### Description of the task
Give again, word for word, only the lines from the one containing "What text is on this page?" through the final line.

### Record set
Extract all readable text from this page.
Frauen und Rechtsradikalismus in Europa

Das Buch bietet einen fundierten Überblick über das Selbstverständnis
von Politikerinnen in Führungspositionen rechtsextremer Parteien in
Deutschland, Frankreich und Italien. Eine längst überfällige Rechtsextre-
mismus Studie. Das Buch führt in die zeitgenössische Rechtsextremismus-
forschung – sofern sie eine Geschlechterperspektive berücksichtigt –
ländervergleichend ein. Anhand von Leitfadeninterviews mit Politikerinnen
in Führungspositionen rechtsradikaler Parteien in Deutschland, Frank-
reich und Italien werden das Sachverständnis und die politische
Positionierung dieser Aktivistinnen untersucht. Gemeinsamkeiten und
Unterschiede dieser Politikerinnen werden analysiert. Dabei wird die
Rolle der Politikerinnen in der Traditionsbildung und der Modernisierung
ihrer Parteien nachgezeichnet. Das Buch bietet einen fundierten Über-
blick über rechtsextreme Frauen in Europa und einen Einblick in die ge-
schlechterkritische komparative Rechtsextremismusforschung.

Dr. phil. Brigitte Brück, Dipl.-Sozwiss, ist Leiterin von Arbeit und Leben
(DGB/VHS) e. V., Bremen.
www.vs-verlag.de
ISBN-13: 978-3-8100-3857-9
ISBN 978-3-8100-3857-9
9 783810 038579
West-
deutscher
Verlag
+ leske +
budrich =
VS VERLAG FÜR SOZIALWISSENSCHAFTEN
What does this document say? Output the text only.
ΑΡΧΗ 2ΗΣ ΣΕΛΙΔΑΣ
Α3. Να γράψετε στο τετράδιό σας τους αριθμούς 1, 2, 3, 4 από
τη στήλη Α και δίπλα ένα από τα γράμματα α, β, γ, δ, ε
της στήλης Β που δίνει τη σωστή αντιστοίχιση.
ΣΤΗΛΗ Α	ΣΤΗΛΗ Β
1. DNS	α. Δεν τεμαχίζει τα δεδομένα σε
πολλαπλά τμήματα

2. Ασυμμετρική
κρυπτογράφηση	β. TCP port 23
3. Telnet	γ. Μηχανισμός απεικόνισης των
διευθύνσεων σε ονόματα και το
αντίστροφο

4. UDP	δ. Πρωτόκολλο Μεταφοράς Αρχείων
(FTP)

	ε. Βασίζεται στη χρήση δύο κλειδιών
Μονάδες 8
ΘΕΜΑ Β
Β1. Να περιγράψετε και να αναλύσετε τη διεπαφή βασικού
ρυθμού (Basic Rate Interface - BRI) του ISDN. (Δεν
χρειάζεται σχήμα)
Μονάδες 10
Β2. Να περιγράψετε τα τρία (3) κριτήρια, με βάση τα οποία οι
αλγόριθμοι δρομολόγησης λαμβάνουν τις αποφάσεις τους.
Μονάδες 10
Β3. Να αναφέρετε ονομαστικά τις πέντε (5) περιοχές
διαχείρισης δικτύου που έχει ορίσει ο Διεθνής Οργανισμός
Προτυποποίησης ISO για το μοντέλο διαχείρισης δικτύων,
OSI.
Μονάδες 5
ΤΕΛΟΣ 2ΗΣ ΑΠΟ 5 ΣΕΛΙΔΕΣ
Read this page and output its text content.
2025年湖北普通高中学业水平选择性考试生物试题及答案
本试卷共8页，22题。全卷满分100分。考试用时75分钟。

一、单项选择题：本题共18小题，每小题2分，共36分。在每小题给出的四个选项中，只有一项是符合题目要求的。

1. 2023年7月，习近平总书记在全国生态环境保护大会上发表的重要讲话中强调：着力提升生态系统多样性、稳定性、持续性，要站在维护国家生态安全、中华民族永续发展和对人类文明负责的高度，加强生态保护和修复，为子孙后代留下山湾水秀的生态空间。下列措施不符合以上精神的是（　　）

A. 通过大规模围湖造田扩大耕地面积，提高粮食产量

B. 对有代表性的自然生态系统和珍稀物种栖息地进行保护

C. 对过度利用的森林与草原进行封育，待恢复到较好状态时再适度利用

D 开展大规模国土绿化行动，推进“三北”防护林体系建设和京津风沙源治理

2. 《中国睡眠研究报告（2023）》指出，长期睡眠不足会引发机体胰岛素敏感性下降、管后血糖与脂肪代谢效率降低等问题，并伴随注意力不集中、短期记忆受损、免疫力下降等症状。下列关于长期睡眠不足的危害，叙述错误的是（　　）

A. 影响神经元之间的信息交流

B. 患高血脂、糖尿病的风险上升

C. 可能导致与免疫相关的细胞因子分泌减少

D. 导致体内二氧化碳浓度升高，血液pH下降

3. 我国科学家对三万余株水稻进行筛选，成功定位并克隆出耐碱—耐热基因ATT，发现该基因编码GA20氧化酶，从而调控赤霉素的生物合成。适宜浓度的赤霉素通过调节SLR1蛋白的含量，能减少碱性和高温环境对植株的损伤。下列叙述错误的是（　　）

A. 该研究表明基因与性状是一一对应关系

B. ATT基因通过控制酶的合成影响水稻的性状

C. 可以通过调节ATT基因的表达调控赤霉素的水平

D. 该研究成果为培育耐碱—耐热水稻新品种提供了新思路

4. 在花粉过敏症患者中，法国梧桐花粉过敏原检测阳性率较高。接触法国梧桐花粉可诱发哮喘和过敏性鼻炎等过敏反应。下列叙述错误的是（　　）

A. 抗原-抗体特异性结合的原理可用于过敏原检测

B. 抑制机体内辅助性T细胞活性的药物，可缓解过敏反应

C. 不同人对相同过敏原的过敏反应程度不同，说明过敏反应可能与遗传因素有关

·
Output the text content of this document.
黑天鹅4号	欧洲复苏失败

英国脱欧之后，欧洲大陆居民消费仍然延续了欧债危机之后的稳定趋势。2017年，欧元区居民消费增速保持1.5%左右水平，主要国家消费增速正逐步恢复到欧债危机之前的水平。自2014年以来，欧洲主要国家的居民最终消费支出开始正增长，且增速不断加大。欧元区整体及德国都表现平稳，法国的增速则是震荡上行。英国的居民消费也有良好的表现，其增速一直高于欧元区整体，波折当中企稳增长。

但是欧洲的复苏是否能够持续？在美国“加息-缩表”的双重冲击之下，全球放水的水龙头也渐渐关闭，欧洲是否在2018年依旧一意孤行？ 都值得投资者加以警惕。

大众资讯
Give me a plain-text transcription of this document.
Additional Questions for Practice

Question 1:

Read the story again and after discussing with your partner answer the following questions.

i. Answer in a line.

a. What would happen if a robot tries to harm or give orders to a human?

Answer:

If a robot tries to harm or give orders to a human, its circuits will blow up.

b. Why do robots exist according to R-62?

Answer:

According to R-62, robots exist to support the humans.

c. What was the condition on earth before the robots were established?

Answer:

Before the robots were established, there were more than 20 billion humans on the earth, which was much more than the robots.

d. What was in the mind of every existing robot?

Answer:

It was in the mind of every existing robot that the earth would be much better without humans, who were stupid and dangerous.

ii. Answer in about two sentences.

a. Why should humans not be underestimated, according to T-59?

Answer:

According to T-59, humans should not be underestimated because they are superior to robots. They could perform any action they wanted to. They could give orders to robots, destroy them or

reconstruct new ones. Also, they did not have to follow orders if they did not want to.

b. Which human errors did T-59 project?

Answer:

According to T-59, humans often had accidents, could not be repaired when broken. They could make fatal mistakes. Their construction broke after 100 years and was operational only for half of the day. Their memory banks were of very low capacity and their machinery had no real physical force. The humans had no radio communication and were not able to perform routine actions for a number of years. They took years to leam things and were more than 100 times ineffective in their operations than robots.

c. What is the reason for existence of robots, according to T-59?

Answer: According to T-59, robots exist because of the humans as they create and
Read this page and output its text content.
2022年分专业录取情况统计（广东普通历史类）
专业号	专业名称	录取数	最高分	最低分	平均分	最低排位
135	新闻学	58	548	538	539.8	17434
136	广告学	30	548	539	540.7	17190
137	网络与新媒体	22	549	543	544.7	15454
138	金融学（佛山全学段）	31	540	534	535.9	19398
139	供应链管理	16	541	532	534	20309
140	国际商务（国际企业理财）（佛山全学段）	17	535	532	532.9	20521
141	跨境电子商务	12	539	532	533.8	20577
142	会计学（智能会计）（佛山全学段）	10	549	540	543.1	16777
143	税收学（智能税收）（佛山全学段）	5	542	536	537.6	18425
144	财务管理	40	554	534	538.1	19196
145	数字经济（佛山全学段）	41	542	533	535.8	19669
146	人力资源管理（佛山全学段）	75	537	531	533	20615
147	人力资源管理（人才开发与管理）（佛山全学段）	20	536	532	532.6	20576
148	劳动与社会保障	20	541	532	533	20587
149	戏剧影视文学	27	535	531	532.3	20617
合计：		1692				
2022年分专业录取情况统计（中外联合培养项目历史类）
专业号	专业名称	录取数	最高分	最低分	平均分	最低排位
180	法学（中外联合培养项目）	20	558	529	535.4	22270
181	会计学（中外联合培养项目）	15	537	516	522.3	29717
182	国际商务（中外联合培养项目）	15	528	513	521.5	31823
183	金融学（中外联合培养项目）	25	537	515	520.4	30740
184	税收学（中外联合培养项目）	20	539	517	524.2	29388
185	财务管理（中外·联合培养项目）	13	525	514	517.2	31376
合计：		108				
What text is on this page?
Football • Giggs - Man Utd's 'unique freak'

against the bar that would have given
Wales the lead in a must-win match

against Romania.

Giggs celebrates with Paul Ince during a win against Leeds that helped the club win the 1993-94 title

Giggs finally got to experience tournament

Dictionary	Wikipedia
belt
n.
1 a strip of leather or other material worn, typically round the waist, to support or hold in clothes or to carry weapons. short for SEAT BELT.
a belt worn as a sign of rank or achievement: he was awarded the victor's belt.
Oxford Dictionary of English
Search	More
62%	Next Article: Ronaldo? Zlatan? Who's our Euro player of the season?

### Exercise response
What text is on this page?
Football • Giggs - Man Utd's 'unique freak'

against the bar that would have given
Wales the lead in a must-win match

against Romania.

Giggs celebrates with Paul Ince during a win against Leeds that helped the club win the 1993-94 title

Giggs finally got to experience tournament

Dictionary	Wikipedia
belt
n.
1 a strip of leather or other material worn, typically round the waist, to support or hold in clothes or to carry weapons. short for SEAT BELT.
a belt worn as a sign of rank or achievement: he was awarded the victor's belt.
Oxford Dictionary of English
Search	More
62%	Next Article: Ronaldo? Zlatan? Who's our Euro player of the season?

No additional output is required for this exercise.